[Extracted records]
^^^^

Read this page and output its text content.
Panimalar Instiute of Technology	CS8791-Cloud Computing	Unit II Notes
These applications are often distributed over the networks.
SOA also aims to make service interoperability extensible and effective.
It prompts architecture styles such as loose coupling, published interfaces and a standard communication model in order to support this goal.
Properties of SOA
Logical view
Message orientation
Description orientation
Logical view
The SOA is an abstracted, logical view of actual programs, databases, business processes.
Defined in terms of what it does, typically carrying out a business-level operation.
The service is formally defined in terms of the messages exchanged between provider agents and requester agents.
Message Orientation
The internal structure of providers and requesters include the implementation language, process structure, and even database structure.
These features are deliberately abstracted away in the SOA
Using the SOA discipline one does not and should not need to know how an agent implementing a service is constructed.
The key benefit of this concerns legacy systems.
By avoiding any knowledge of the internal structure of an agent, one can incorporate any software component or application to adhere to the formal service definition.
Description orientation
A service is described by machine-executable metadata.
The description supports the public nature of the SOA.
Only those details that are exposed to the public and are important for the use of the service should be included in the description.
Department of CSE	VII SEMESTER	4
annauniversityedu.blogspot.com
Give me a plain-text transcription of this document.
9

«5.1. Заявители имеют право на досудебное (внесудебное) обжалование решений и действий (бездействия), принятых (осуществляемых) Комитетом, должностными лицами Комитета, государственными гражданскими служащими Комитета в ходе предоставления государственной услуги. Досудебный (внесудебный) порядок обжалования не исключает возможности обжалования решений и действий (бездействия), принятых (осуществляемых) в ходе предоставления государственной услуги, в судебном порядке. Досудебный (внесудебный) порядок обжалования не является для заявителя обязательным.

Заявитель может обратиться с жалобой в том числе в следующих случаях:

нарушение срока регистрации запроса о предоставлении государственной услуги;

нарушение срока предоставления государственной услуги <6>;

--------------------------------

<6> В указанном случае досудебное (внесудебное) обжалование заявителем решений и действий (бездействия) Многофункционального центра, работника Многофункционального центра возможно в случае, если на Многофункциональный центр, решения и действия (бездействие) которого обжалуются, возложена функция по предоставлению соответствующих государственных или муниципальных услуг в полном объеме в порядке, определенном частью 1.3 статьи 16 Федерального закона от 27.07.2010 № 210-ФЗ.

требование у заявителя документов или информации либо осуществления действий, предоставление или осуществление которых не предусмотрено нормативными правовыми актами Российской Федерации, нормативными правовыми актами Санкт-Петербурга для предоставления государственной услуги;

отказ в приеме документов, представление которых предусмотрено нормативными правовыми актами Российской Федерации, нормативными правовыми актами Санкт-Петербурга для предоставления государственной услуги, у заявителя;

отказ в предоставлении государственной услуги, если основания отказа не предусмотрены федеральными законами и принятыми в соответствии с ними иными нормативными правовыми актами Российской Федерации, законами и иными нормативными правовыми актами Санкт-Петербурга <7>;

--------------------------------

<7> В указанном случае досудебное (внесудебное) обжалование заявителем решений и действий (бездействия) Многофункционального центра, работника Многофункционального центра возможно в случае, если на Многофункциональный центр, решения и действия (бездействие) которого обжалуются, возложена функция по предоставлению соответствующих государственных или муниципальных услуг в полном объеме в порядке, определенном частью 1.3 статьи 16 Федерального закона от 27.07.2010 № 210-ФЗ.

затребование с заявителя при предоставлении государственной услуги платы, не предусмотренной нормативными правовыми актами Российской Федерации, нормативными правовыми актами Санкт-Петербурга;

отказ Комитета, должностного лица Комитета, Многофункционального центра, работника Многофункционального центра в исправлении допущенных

^^^^

AIM OF THE EXERCISE> Where a line of the entries contains the word "this", copy that line.

RESULT>
Read this page and output its text content.
It prompts architecture styles such as loose coupling, published interfaces and a standard communication model in order to support this goal.
The key benefit of this concerns legacy systems.
Give me a plain-text transcription of this document.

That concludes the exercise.